■ TASK REQUIREMENTS ■
Every line that holds the string "shoemaker" is to be identified and copied.

■ THE INPUT ■
□ □ □

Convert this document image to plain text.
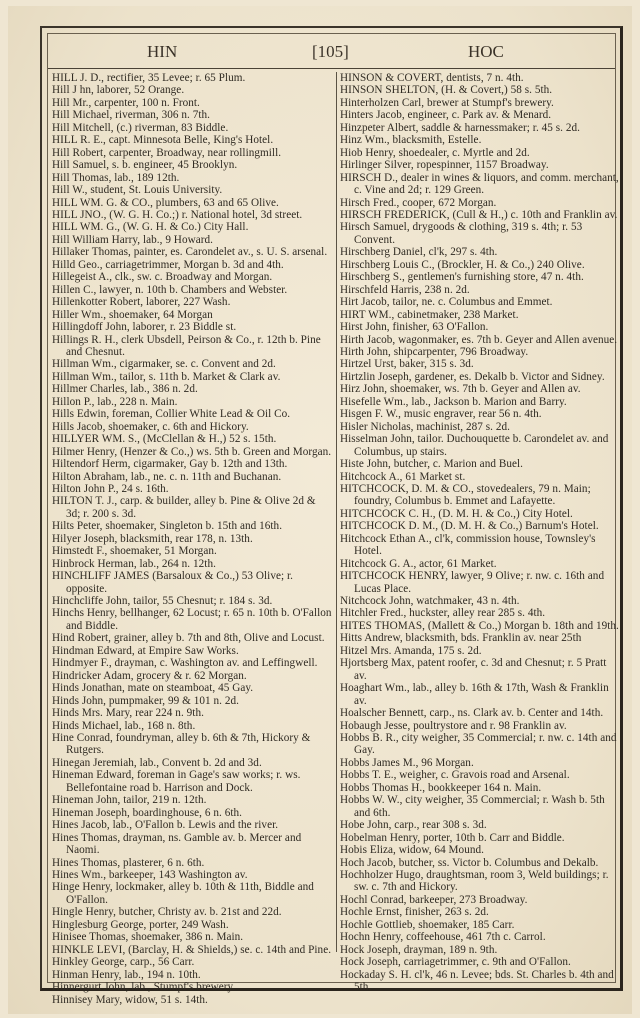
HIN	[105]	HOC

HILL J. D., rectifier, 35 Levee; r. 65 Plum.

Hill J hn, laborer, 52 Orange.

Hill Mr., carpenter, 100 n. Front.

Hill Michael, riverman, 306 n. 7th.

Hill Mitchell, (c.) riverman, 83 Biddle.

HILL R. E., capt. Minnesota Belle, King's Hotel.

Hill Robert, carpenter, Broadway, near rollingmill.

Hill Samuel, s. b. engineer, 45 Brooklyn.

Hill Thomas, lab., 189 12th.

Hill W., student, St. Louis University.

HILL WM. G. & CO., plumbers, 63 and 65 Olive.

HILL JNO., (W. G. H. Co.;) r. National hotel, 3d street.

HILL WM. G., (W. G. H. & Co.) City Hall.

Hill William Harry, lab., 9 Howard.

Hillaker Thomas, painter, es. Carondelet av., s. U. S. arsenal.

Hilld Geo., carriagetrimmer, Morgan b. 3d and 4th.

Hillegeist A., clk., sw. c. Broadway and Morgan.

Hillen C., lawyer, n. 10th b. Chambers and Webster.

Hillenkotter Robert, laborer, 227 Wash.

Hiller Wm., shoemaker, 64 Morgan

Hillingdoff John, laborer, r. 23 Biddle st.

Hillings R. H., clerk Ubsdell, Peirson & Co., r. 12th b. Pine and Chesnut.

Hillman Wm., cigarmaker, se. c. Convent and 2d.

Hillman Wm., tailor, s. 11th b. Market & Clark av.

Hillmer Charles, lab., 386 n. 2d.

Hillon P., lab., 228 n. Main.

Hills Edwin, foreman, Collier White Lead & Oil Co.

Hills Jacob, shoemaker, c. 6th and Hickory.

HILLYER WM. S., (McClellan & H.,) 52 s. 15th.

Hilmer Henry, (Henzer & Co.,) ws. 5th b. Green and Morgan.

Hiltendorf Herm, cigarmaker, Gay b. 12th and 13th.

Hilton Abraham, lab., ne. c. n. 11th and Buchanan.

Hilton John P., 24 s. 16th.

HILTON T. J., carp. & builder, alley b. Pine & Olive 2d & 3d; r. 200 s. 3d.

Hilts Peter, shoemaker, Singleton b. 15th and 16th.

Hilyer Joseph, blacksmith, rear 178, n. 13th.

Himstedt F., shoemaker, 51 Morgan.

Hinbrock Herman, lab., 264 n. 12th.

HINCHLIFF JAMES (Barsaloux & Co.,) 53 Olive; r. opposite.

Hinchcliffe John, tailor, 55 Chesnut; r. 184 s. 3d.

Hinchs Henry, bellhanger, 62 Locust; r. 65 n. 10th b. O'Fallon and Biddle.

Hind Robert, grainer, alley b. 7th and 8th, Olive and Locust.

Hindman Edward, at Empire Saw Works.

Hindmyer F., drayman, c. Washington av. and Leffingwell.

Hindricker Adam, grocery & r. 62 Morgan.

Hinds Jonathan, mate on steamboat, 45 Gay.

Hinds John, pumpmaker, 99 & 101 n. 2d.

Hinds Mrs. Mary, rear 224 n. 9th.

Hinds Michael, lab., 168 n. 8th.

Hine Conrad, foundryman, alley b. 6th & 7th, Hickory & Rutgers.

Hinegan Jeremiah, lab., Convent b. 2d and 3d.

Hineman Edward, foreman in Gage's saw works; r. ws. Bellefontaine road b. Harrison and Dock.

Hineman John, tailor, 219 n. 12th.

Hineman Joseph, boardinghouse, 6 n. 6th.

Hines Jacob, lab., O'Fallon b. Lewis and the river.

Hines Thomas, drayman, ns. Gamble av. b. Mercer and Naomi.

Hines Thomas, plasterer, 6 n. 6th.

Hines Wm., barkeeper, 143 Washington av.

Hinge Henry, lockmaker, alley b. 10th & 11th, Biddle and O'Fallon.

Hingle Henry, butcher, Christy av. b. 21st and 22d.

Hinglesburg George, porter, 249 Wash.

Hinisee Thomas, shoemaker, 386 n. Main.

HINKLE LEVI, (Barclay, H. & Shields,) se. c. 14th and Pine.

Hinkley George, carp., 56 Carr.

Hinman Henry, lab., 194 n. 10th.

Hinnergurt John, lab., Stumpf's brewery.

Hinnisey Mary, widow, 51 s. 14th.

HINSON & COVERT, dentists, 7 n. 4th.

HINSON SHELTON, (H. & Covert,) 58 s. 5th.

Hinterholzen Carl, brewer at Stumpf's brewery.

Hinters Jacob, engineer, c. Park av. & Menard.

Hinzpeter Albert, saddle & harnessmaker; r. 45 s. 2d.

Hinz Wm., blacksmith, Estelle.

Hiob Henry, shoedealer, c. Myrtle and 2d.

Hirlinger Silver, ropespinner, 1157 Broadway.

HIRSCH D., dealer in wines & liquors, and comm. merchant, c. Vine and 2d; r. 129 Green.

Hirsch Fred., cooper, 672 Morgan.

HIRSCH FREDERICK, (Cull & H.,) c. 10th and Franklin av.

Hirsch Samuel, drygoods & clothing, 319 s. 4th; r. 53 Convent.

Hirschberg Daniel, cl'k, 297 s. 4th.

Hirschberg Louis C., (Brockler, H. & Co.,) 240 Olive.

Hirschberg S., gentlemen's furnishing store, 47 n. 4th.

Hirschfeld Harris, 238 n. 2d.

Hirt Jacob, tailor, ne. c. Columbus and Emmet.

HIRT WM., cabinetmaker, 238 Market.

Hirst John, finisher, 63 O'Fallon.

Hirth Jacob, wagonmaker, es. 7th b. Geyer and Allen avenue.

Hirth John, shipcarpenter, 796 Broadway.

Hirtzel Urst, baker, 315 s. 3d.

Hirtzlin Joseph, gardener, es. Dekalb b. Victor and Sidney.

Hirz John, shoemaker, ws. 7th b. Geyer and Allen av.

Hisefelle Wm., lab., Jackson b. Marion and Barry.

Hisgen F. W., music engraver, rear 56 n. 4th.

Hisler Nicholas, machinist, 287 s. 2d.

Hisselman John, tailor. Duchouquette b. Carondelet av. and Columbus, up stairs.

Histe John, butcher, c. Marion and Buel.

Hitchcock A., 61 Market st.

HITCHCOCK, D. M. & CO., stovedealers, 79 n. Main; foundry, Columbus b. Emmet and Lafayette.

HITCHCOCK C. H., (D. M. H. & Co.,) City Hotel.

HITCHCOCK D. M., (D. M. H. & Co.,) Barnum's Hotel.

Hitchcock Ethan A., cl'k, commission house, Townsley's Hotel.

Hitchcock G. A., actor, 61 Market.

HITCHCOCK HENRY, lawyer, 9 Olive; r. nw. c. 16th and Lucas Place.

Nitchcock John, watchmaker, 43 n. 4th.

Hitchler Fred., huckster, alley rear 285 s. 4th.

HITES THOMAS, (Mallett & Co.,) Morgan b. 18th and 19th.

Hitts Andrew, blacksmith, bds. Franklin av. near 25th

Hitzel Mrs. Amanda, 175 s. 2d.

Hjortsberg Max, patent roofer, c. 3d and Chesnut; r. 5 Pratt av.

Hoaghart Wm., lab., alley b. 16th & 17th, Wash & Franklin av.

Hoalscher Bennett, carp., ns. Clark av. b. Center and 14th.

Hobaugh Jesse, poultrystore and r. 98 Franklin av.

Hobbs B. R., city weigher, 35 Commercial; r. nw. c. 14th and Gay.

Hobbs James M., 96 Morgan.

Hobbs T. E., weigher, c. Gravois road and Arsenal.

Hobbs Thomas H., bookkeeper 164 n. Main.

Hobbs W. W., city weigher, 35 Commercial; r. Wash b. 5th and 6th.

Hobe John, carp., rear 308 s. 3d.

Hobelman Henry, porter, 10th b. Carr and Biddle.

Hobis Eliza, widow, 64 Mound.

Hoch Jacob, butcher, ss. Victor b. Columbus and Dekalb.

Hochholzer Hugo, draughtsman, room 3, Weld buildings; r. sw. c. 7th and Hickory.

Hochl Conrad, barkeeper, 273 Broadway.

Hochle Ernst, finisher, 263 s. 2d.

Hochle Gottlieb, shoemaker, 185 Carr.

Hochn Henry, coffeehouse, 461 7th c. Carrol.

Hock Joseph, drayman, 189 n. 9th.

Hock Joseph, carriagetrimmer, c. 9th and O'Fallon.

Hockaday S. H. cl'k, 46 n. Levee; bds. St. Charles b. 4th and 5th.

□ □ □

■ WORKED SOLUTION ■
Hiller Wm., shoemaker, 64 Morgan
Hills Jacob, shoemaker, c. 6th and Hickory.
Hilts Peter, shoemaker, Singleton b. 15th and 16th.
Himstedt F., shoemaker, 51 Morgan.
Hinisee Thomas, shoemaker, 386 n. Main.
Hirz John, shoemaker, ws. 7th b. Geyer and Allen av.
Hochle Gottlieb, shoemaker, 185 Carr.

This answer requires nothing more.